═════ Material for this exercise ═════
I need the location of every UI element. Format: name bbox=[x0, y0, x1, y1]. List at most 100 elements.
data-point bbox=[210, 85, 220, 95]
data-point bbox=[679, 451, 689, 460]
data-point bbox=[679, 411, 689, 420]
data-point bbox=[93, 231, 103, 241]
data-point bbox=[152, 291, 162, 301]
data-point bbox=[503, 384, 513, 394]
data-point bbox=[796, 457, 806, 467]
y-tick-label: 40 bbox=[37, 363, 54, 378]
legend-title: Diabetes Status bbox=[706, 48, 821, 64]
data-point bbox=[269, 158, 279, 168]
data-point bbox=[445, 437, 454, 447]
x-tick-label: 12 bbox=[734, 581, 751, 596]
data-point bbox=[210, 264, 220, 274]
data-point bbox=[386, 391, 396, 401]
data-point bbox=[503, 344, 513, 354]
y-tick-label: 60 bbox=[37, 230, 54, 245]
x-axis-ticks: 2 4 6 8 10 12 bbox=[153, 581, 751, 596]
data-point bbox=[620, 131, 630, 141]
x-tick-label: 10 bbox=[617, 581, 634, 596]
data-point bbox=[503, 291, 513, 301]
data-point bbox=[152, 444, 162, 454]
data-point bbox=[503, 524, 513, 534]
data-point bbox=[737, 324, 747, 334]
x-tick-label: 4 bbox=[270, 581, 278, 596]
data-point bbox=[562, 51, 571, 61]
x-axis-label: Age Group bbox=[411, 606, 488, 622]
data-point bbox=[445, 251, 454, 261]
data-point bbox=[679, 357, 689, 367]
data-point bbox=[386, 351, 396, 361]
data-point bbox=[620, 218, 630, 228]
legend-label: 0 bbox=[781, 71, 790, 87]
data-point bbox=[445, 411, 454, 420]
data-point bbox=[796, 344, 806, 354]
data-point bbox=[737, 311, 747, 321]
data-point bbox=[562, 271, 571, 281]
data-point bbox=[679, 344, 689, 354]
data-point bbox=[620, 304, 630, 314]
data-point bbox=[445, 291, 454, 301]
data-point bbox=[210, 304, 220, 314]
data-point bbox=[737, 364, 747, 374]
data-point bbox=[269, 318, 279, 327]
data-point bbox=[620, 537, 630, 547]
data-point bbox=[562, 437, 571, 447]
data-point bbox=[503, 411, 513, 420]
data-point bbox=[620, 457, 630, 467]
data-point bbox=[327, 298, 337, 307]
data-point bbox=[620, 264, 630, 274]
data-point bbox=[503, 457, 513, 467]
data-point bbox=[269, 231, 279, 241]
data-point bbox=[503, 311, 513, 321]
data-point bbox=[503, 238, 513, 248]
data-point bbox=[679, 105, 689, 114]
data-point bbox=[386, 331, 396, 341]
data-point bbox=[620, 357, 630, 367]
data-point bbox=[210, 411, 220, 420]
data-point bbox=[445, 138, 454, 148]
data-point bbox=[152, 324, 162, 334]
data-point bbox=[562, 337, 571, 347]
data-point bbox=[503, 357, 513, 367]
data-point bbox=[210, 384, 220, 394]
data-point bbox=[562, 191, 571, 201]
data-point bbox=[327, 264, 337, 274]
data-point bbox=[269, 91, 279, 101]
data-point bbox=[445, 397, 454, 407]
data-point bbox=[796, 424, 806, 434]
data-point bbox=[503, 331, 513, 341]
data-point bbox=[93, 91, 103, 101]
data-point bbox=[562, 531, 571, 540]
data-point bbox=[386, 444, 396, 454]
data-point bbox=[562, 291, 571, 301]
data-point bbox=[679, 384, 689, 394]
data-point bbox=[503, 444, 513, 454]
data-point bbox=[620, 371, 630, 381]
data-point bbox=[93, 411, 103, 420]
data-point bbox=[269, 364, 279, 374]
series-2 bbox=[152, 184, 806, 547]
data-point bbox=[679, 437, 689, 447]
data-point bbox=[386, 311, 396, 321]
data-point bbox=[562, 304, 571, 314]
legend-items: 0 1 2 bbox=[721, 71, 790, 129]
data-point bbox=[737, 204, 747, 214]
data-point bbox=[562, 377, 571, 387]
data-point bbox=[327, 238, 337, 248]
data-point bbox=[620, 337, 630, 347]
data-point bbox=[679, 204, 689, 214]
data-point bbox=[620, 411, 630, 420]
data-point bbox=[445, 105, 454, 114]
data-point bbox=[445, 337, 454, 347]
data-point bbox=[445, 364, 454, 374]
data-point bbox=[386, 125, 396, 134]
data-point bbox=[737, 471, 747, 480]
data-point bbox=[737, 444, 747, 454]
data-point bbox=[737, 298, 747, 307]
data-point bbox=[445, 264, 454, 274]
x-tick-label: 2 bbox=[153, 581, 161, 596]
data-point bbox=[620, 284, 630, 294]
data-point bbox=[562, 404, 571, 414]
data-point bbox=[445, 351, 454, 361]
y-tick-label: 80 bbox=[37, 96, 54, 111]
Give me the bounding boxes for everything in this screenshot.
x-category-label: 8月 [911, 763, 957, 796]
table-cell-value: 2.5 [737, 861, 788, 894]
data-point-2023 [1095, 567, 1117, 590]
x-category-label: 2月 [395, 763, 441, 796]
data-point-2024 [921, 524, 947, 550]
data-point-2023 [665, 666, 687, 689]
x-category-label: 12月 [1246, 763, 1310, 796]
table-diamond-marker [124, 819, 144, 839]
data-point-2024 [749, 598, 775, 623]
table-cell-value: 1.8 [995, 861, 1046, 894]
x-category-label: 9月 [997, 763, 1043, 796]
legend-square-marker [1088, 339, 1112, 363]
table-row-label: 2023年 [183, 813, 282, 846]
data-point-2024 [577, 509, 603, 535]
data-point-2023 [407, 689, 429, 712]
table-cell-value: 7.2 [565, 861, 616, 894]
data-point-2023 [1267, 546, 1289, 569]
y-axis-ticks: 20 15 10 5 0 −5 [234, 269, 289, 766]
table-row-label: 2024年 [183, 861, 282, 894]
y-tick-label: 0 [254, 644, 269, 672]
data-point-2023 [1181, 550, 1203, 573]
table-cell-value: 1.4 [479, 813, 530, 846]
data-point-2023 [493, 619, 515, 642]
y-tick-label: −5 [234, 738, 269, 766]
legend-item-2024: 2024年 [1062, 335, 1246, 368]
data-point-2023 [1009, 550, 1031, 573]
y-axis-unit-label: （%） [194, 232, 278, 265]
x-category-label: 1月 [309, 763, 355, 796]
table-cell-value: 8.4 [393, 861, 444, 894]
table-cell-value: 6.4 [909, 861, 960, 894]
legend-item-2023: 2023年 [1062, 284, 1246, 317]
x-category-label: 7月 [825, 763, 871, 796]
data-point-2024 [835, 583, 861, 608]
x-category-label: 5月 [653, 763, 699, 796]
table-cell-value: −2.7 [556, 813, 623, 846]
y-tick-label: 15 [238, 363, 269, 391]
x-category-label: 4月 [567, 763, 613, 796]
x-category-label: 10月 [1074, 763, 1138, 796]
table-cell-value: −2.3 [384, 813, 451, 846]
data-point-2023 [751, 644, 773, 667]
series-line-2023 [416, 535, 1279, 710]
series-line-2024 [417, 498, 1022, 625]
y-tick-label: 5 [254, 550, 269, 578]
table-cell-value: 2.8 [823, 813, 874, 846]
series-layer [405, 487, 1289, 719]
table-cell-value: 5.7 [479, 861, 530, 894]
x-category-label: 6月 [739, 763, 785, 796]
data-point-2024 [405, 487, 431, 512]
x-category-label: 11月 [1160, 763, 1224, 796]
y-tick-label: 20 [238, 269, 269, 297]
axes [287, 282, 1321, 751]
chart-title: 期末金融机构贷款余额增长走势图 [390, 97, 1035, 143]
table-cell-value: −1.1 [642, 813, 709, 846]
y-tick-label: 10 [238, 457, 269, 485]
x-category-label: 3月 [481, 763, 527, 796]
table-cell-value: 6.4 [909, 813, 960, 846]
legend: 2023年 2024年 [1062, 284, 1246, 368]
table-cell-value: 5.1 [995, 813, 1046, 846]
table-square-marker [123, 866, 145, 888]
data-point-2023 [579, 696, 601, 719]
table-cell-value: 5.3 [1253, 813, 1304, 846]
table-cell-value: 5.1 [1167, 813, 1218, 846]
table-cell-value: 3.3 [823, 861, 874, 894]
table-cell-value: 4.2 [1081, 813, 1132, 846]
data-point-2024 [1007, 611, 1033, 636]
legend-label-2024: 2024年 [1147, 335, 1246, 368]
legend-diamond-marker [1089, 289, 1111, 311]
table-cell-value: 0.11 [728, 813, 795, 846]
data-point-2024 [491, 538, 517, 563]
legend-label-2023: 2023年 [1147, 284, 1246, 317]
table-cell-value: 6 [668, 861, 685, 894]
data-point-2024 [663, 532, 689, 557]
═════
## What you need to do:
Copy out the rows from the first line through the line that contains "data-point bbox=[93, 231, 103, 241]", with both ends included, reproducing every character unchanged.

## Solution:
I need the location of every UI element. Format: name bbox=[x0, y0, x1, y1]. List at most 100 elements.
data-point bbox=[210, 85, 220, 95]
data-point bbox=[679, 451, 689, 460]
data-point bbox=[679, 411, 689, 420]
data-point bbox=[93, 231, 103, 241]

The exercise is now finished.